Find how many lines of the listing below include the word "rằng", then report the number by itself.

Dataset items
##############################

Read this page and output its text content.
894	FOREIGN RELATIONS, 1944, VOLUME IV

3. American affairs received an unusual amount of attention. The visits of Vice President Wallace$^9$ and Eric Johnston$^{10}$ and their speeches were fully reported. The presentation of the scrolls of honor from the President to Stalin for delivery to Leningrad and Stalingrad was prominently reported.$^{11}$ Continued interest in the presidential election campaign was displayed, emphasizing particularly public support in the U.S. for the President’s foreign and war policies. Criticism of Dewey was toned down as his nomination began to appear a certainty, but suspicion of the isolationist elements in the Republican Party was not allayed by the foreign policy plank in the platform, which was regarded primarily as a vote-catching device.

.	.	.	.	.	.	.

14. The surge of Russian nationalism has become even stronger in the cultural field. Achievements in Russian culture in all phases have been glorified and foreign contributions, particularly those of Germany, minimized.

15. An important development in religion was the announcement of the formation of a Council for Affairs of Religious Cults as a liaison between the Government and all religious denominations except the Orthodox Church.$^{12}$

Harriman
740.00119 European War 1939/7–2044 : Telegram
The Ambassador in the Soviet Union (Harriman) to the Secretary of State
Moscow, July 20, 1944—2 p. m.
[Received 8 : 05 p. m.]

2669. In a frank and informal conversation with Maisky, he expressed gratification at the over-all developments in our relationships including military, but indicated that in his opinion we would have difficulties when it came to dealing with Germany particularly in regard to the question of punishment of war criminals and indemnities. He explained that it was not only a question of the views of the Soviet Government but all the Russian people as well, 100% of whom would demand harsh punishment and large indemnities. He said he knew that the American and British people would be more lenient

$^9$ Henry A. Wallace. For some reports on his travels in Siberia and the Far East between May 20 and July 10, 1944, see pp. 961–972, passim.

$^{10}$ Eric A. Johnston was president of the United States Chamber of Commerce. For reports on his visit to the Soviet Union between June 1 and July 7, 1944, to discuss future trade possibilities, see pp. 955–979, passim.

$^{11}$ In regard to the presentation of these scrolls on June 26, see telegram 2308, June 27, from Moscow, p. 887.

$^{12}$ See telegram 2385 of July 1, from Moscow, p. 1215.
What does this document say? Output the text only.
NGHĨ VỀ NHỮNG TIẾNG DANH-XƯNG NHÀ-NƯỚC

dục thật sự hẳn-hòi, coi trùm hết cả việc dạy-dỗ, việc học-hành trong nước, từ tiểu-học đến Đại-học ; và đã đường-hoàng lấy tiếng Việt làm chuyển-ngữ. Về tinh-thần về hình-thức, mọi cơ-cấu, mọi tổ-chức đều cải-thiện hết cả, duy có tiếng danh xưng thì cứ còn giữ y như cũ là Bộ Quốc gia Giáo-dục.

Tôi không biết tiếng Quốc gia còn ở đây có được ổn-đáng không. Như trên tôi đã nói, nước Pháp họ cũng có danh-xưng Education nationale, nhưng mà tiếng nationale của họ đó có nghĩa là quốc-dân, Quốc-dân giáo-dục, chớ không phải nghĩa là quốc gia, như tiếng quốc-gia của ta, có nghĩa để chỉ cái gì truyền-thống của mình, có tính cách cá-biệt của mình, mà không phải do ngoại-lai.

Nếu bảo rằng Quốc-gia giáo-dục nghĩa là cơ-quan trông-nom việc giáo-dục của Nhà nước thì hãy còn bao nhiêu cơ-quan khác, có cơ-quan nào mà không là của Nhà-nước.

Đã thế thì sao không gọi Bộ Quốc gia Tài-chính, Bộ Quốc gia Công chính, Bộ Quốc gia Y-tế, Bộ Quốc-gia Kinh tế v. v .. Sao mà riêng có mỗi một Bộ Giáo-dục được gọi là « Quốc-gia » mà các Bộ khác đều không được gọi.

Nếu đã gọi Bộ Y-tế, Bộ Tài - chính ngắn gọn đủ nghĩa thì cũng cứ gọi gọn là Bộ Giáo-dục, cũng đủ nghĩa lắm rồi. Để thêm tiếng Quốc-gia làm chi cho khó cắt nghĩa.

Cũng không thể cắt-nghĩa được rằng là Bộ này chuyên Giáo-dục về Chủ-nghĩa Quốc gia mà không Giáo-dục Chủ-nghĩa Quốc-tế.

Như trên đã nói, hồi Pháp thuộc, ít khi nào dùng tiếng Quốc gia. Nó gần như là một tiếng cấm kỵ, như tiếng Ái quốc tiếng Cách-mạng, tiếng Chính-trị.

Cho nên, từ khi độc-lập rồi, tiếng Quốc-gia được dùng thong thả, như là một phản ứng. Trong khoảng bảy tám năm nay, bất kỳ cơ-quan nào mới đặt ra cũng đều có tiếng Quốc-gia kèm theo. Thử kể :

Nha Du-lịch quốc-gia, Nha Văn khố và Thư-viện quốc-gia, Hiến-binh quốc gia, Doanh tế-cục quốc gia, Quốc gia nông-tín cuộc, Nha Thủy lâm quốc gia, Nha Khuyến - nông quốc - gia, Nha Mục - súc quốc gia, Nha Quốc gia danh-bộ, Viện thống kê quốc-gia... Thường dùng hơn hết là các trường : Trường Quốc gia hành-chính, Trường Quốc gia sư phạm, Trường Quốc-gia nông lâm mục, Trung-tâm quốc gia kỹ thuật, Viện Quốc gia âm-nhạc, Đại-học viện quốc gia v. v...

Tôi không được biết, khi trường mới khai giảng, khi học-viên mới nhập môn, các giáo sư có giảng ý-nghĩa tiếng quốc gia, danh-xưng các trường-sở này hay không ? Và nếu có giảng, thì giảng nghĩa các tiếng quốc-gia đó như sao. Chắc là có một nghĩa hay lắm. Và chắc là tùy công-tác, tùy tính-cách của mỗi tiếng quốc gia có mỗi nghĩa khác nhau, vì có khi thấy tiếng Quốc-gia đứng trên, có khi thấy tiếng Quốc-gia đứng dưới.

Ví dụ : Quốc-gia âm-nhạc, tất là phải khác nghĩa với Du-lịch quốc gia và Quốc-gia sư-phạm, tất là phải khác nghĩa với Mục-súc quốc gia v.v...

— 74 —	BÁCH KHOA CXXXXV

##############################

* _OUTPUT FOR THIS TASK_: 2